# Goal of the exercise
Exactly repeat the full listing that follows.
━━━━━ Records for processing ━━━━━
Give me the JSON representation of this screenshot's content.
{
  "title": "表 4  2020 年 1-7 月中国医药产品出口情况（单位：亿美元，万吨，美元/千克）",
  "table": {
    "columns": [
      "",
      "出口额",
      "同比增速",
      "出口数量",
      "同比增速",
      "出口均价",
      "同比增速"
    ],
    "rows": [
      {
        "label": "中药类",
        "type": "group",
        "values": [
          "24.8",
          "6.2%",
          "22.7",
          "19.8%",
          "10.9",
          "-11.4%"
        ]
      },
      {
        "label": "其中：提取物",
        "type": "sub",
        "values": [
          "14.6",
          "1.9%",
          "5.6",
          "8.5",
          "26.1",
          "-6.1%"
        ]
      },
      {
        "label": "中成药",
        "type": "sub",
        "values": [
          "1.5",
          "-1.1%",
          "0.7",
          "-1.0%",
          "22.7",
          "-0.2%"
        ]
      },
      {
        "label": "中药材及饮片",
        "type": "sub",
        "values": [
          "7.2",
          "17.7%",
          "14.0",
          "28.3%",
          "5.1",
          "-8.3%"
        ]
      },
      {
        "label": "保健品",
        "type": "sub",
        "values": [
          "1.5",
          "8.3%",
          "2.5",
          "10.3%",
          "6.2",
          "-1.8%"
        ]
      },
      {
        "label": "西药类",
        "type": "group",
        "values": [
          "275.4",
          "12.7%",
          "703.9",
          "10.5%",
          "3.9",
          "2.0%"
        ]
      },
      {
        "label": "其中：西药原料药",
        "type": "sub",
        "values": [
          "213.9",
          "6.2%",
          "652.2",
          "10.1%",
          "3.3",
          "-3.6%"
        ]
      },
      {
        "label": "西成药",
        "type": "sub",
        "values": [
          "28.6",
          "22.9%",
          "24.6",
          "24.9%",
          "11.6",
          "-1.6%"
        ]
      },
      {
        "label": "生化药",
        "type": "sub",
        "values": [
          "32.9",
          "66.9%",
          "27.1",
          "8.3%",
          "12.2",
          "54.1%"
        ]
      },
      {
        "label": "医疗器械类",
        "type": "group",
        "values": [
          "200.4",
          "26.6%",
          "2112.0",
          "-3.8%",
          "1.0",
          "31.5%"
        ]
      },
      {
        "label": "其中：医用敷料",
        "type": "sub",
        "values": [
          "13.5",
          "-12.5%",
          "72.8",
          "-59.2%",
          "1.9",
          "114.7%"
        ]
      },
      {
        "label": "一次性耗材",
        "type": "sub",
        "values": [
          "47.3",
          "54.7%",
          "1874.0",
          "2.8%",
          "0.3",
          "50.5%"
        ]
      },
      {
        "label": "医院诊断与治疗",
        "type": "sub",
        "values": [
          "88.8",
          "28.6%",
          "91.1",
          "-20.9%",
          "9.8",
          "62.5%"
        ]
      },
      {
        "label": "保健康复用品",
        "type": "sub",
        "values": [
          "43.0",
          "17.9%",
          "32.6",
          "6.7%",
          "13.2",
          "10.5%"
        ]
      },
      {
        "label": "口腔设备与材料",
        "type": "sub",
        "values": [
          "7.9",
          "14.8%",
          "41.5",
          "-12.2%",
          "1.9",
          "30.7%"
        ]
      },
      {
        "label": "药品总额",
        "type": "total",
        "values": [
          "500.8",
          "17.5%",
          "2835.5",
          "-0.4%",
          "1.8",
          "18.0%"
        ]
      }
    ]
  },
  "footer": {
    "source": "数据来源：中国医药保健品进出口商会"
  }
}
━━━━━
# Correct answer
Give me the JSON representation of this screenshot's content.
{
  "title": "表 4  2020 年 1-7 月中国医药产品出口情况（单位：亿美元，万吨，美元/千克）",
  "table": {
    "columns": [
      "",
      "出口额",
      "同比增速",
      "出口数量",
      "同比增速",
      "出口均价",
      "同比增速"
    ],
    "rows": [
      {
        "label": "中药类",
        "type": "group",
        "values": [
          "24.8",
          "6.2%",
          "22.7",
          "19.8%",
          "10.9",
          "-11.4%"
        ]
      },
      {
        "label": "其中：提取物",
        "type": "sub",
        "values": [
          "14.6",
          "1.9%",
          "5.6",
          "8.5",
          "26.1",
          "-6.1%"
        ]
      },
      {
        "label": "中成药",
        "type": "sub",
        "values": [
          "1.5",
          "-1.1%",
          "0.7",
          "-1.0%",
          "22.7",
          "-0.2%"
        ]
      },
      {
        "label": "中药材及饮片",
        "type": "sub",
        "values": [
          "7.2",
          "17.7%",
          "14.0",
          "28.3%",
          "5.1",
          "-8.3%"
        ]
      },
      {
        "label": "保健品",
        "type": "sub",
        "values": [
          "1.5",
          "8.3%",
          "2.5",
          "10.3%",
          "6.2",
          "-1.8%"
        ]
      },
      {
        "label": "西药类",
        "type": "group",
        "values": [
          "275.4",
          "12.7%",
          "703.9",
          "10.5%",
          "3.9",
          "2.0%"
        ]
      },
      {
        "label": "其中：西药原料药",
        "type": "sub",
        "values": [
          "213.9",
          "6.2%",
          "652.2",
          "10.1%",
          "3.3",
          "-3.6%"
        ]
      },
      {
        "label": "西成药",
        "type": "sub",
        "values": [
          "28.6",
          "22.9%",
          "24.6",
          "24.9%",
          "11.6",
          "-1.6%"
        ]
      },
      {
        "label": "生化药",
        "type": "sub",
        "values": [
          "32.9",
          "66.9%",
          "27.1",
          "8.3%",
          "12.2",
          "54.1%"
        ]
      },
      {
        "label": "医疗器械类",
        "type": "group",
        "values": [
          "200.4",
          "26.6%",
          "2112.0",
          "-3.8%",
          "1.0",
          "31.5%"
        ]
      },
      {
        "label": "其中：医用敷料",
        "type": "sub",
        "values": [
          "13.5",
          "-12.5%",
          "72.8",
          "-59.2%",
          "1.9",
          "114.7%"
        ]
      },
      {
        "label": "一次性耗材",
        "type": "sub",
        "values": [
          "47.3",
          "54.7%",
          "1874.0",
          "2.8%",
          "0.3",
          "50.5%"
        ]
      },
      {
        "label": "医院诊断与治疗",
        "type": "sub",
        "values": [
          "88.8",
          "28.6%",
          "91.1",
          "-20.9%",
          "9.8",
          "62.5%"
        ]
      },
      {
        "label": "保健康复用品",
        "type": "sub",
        "values": [
          "43.0",
          "17.9%",
          "32.6",
          "6.7%",
          "13.2",
          "10.5%"
        ]
      },
      {
        "label": "口腔设备与材料",
        "type": "sub",
        "values": [
          "7.9",
          "14.8%",
          "41.5",
          "-12.2%",
          "1.9",
          "30.7%"
        ]
      },
      {
        "label": "药品总额",
        "type": "total",
        "values": [
          "500.8",
          "17.5%",
          "2835.5",
          "-0.4%",
          "1.8",
          "18.0%"
        ]
      }
    ]
  },
  "footer": {
    "source": "数据来源：中国医药保健品进出口商会"
  }
}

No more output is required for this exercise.